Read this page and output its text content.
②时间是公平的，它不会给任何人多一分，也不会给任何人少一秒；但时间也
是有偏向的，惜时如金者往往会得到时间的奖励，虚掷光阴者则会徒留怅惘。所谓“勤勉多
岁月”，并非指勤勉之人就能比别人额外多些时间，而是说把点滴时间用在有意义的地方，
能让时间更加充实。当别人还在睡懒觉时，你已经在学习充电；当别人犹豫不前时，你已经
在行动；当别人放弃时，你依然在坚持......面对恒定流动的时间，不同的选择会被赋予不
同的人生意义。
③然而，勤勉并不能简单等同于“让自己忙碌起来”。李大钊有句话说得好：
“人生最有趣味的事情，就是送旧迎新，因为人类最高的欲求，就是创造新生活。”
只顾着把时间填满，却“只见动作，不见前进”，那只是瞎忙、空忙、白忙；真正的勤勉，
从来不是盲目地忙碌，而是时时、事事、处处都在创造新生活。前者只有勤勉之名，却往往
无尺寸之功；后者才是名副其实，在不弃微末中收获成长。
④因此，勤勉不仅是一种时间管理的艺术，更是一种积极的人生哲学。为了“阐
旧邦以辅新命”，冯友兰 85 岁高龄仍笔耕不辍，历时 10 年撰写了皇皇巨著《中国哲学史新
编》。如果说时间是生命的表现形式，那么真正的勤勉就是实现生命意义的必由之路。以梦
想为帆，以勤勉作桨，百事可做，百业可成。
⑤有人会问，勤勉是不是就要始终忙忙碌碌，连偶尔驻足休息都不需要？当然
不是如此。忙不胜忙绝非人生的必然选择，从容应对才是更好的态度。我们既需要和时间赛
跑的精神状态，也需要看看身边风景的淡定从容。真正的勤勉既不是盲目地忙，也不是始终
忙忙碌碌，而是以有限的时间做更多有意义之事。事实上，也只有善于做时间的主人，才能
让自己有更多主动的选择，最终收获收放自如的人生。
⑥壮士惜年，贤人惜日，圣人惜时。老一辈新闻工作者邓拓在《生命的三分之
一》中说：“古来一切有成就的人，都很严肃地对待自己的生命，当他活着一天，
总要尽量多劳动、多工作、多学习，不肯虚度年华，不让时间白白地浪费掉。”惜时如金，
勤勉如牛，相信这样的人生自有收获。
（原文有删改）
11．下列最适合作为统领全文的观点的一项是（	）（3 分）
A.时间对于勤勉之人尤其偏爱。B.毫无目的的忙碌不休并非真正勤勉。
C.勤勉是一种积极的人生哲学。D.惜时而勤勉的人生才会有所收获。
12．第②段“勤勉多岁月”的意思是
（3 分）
--- --- ---
▸ STATED EXERCISE
Return the listing above in full, character for character.

▸ IN RESPONSE
Read this page and output its text content.
②时间是公平的，它不会给任何人多一分，也不会给任何人少一秒；但时间也
是有偏向的，惜时如金者往往会得到时间的奖励，虚掷光阴者则会徒留怅惘。所谓“勤勉多
岁月”，并非指勤勉之人就能比别人额外多些时间，而是说把点滴时间用在有意义的地方，
能让时间更加充实。当别人还在睡懒觉时，你已经在学习充电；当别人犹豫不前时，你已经
在行动；当别人放弃时，你依然在坚持......面对恒定流动的时间，不同的选择会被赋予不
同的人生意义。
③然而，勤勉并不能简单等同于“让自己忙碌起来”。李大钊有句话说得好：
“人生最有趣味的事情，就是送旧迎新，因为人类最高的欲求，就是创造新生活。”
只顾着把时间填满，却“只见动作，不见前进”，那只是瞎忙、空忙、白忙；真正的勤勉，
从来不是盲目地忙碌，而是时时、事事、处处都在创造新生活。前者只有勤勉之名，却往往
无尺寸之功；后者才是名副其实，在不弃微末中收获成长。
④因此，勤勉不仅是一种时间管理的艺术，更是一种积极的人生哲学。为了“阐
旧邦以辅新命”，冯友兰 85 岁高龄仍笔耕不辍，历时 10 年撰写了皇皇巨著《中国哲学史新
编》。如果说时间是生命的表现形式，那么真正的勤勉就是实现生命意义的必由之路。以梦
想为帆，以勤勉作桨，百事可做，百业可成。
⑤有人会问，勤勉是不是就要始终忙忙碌碌，连偶尔驻足休息都不需要？当然
不是如此。忙不胜忙绝非人生的必然选择，从容应对才是更好的态度。我们既需要和时间赛
跑的精神状态，也需要看看身边风景的淡定从容。真正的勤勉既不是盲目地忙，也不是始终
忙忙碌碌，而是以有限的时间做更多有意义之事。事实上，也只有善于做时间的主人，才能
让自己有更多主动的选择，最终收获收放自如的人生。
⑥壮士惜年，贤人惜日，圣人惜时。老一辈新闻工作者邓拓在《生命的三分之
一》中说：“古来一切有成就的人，都很严肃地对待自己的生命，当他活着一天，
总要尽量多劳动、多工作、多学习，不肯虚度年华，不让时间白白地浪费掉。”惜时如金，
勤勉如牛，相信这样的人生自有收获。
（原文有删改）
11．下列最适合作为统领全文的观点的一项是（	）（3 分）
A.时间对于勤勉之人尤其偏爱。B.毫无目的的忙碌不休并非真正勤勉。
C.勤勉是一种积极的人生哲学。D.惜时而勤勉的人生才会有所收获。
12．第②段“勤勉多岁月”的意思是
（3 分）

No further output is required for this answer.